**Records supplied**
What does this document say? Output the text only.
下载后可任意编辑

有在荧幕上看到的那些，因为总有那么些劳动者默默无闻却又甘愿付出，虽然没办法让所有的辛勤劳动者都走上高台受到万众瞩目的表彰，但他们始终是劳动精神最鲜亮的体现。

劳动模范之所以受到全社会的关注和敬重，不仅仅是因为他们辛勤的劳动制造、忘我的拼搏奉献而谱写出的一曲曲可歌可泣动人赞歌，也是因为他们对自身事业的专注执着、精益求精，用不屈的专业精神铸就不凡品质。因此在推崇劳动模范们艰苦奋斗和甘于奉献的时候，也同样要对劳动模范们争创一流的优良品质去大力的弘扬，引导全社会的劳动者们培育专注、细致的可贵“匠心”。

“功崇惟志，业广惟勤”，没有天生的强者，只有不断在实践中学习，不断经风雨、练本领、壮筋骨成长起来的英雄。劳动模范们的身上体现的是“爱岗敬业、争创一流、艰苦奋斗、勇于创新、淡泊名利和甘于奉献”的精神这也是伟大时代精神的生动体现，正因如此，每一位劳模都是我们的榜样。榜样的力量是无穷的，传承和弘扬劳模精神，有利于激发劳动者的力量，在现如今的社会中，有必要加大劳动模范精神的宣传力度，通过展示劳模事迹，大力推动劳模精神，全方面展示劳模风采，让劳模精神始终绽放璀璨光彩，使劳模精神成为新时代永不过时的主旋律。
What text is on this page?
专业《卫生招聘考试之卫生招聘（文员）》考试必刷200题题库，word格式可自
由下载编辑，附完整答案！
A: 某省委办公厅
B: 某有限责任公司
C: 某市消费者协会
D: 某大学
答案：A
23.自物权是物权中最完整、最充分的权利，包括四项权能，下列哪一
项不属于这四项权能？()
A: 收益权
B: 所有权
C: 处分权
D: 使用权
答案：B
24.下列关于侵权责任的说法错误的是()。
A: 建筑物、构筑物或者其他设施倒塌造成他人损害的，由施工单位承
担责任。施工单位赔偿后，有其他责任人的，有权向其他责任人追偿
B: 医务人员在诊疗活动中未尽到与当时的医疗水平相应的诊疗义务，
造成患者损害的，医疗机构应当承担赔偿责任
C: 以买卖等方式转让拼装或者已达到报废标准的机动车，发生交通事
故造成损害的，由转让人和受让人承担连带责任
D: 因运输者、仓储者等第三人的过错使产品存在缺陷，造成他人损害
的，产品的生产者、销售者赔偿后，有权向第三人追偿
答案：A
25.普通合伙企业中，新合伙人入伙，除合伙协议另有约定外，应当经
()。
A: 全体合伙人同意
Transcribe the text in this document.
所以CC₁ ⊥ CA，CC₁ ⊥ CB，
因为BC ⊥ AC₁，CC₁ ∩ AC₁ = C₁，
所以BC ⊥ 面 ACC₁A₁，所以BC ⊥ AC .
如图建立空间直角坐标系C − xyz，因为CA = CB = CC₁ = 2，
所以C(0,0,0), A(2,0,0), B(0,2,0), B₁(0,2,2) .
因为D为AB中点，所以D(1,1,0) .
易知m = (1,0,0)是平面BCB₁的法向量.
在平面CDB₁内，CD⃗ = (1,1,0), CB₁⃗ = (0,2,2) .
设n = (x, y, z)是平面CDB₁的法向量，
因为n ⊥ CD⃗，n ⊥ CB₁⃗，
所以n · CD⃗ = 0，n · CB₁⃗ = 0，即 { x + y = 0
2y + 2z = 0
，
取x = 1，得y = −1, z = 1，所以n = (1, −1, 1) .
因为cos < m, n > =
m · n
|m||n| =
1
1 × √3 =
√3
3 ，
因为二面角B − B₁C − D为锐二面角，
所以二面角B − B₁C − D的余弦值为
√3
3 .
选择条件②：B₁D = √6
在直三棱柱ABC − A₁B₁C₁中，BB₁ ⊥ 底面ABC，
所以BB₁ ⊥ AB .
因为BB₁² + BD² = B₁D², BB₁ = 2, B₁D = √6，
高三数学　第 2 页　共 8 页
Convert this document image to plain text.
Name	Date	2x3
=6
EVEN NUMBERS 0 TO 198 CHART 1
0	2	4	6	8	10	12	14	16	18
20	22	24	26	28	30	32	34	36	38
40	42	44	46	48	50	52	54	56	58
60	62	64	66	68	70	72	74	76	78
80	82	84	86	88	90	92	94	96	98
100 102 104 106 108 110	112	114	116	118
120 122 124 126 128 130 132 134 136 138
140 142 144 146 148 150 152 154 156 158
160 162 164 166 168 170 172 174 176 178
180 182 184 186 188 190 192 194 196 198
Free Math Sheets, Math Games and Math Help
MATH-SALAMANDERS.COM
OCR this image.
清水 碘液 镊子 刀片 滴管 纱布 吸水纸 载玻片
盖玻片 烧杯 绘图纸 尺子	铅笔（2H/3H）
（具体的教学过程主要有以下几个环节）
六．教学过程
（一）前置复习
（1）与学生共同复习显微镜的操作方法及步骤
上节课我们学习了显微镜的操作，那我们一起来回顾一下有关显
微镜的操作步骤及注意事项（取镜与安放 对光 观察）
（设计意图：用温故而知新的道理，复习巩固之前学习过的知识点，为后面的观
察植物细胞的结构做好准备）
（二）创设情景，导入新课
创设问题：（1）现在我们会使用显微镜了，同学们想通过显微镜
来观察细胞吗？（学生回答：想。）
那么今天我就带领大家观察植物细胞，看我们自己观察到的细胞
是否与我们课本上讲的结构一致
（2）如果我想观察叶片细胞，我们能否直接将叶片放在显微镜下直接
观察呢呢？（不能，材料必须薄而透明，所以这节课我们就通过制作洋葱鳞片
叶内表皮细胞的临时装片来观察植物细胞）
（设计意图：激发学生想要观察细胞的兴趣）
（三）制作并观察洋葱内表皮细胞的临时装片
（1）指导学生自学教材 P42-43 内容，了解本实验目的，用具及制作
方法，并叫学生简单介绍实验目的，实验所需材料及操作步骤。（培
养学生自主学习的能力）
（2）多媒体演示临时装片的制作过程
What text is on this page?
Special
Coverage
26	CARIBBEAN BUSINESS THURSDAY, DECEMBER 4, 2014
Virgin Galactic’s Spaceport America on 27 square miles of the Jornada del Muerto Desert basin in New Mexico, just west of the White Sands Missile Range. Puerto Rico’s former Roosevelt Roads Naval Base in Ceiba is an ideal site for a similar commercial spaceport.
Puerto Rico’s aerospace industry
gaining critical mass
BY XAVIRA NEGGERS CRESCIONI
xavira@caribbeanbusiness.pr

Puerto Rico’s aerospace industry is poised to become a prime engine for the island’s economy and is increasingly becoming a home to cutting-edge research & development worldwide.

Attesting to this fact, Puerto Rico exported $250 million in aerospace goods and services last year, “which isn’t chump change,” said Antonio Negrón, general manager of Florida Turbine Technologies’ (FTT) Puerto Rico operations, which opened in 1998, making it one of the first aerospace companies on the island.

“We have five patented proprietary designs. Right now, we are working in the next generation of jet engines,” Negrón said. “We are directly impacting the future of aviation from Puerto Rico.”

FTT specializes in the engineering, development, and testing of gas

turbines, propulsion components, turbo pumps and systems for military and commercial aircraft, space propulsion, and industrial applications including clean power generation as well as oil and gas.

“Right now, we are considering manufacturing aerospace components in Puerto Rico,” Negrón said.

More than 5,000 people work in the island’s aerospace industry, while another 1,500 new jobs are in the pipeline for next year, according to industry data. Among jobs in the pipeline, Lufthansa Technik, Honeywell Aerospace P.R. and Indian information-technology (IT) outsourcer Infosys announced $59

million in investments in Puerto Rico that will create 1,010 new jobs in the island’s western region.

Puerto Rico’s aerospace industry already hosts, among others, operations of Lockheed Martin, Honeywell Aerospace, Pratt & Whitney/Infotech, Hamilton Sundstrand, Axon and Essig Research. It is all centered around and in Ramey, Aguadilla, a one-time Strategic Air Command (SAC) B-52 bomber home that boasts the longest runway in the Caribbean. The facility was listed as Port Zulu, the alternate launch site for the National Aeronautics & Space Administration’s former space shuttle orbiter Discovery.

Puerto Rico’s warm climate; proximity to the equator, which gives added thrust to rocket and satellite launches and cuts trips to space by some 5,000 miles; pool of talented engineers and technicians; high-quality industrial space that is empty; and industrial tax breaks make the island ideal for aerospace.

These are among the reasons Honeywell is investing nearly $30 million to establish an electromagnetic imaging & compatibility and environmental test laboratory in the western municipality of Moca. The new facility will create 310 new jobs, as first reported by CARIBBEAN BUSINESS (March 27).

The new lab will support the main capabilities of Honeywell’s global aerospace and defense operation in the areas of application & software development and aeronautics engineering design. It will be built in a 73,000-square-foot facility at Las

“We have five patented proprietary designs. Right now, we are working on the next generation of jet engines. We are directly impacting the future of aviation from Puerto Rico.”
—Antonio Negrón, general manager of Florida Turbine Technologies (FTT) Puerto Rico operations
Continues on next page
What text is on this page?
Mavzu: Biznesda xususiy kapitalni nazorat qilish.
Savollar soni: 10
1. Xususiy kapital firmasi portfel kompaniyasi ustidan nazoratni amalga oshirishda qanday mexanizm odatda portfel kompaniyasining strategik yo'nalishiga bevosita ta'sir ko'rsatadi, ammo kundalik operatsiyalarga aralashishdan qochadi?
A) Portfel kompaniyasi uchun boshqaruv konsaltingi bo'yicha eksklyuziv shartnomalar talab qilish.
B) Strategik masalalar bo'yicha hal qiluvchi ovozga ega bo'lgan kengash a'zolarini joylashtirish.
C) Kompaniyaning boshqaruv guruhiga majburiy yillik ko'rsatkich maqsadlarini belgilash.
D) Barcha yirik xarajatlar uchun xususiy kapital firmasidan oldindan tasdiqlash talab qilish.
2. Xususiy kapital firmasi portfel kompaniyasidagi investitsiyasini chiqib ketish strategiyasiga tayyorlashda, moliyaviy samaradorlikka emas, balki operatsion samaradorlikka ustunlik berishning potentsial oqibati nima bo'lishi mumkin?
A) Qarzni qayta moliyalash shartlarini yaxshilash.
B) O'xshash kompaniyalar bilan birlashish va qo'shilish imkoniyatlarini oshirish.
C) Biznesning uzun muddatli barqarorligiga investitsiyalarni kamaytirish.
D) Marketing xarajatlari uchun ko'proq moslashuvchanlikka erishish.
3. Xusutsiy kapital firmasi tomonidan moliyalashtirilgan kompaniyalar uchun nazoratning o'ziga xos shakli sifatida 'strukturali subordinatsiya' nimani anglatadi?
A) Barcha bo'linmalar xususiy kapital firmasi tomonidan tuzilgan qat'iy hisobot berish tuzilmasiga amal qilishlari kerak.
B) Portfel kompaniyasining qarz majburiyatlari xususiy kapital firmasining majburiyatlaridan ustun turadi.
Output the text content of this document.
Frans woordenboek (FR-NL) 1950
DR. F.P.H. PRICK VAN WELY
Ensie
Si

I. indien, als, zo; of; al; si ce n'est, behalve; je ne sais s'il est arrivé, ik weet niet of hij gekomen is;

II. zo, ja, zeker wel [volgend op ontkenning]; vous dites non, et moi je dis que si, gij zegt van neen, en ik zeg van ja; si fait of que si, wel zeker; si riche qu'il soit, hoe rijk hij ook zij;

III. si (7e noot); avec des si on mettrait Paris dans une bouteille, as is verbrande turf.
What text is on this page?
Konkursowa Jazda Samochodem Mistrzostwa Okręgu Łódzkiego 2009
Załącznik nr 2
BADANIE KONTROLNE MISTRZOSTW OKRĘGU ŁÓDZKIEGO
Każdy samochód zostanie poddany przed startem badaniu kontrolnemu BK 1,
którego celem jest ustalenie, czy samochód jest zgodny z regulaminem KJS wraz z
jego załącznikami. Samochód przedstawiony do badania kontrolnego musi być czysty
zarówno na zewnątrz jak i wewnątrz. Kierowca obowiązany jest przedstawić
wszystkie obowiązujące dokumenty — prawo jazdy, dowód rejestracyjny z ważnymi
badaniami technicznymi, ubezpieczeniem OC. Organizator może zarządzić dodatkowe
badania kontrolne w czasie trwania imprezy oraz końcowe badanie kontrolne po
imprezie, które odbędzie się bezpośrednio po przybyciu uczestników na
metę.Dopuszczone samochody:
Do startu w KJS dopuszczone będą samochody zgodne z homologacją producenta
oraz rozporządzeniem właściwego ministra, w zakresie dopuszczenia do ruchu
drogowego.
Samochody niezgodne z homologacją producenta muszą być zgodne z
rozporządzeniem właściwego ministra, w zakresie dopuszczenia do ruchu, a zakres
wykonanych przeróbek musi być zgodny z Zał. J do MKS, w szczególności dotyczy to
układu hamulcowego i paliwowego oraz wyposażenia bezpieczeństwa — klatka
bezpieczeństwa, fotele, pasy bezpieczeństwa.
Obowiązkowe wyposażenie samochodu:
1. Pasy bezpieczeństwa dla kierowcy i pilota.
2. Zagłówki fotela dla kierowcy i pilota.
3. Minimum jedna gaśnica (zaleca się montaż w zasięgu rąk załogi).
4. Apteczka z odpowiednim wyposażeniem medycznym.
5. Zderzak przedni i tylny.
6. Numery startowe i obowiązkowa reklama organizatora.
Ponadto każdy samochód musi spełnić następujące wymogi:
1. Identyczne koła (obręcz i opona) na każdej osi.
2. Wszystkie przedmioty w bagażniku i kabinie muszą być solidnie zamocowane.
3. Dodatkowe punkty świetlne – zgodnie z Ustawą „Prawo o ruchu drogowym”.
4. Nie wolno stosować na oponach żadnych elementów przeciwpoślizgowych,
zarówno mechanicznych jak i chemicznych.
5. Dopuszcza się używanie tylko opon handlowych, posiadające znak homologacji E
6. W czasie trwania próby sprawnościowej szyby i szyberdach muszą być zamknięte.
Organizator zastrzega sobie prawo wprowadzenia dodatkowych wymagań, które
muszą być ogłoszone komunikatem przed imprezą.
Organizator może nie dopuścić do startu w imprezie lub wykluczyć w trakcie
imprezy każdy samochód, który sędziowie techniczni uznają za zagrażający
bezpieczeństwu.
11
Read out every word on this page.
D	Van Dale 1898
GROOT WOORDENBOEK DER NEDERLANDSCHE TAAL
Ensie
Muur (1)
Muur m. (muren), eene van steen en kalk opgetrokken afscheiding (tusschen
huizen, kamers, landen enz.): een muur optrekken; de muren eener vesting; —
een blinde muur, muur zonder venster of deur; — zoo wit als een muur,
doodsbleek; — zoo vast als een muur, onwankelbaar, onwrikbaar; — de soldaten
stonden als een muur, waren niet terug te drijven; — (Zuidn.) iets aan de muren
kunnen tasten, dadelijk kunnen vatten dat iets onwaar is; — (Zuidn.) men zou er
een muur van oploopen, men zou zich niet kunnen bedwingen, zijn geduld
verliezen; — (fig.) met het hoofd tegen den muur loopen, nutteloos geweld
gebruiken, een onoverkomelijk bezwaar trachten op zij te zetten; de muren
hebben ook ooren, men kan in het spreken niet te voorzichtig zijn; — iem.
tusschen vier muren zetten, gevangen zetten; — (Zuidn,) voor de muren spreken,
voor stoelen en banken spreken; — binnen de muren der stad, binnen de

**Goal**
Write out each line of the data that holds the string "zgodne".

**Final result**
Do startu w KJS dopuszczone będą samochody zgodne z homologacją producenta
Samochody niezgodne z homologacją producenta muszą być zgodne z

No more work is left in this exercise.